[Stored records]
§ §

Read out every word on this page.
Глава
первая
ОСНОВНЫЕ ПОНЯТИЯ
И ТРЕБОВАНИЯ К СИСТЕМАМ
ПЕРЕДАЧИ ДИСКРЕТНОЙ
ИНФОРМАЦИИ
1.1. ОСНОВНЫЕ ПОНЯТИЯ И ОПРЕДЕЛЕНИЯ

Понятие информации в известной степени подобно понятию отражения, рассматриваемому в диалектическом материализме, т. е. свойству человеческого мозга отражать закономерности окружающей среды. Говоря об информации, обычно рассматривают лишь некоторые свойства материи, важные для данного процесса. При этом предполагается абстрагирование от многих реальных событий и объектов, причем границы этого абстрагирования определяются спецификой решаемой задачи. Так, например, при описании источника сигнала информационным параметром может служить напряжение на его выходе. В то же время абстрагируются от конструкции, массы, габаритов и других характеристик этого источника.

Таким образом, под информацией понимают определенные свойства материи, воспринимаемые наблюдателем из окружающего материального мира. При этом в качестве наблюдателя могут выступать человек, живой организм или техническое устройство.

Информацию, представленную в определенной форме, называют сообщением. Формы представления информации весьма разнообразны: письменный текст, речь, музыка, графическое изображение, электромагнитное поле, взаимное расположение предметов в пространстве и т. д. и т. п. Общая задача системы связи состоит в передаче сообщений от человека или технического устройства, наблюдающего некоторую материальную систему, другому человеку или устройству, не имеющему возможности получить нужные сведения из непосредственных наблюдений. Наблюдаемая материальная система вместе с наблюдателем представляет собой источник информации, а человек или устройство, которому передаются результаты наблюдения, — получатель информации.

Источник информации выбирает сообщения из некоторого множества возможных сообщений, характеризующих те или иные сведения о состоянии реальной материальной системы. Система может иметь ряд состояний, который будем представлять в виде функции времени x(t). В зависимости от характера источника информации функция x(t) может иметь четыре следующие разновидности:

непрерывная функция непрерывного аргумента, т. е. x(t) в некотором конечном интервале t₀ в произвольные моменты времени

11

§ §

PROBLEM STATEMENT: Within the material above, find the lines that contain the word "ПОНЯТИЯ"; copy them.

FINISHED EXERCISE:
ОСНОВНЫЕ ПОНЯТИЯ
1.1. ОСНОВНЫЕ ПОНЯТИЯ И ОПРЕДЕЛЕНИЯ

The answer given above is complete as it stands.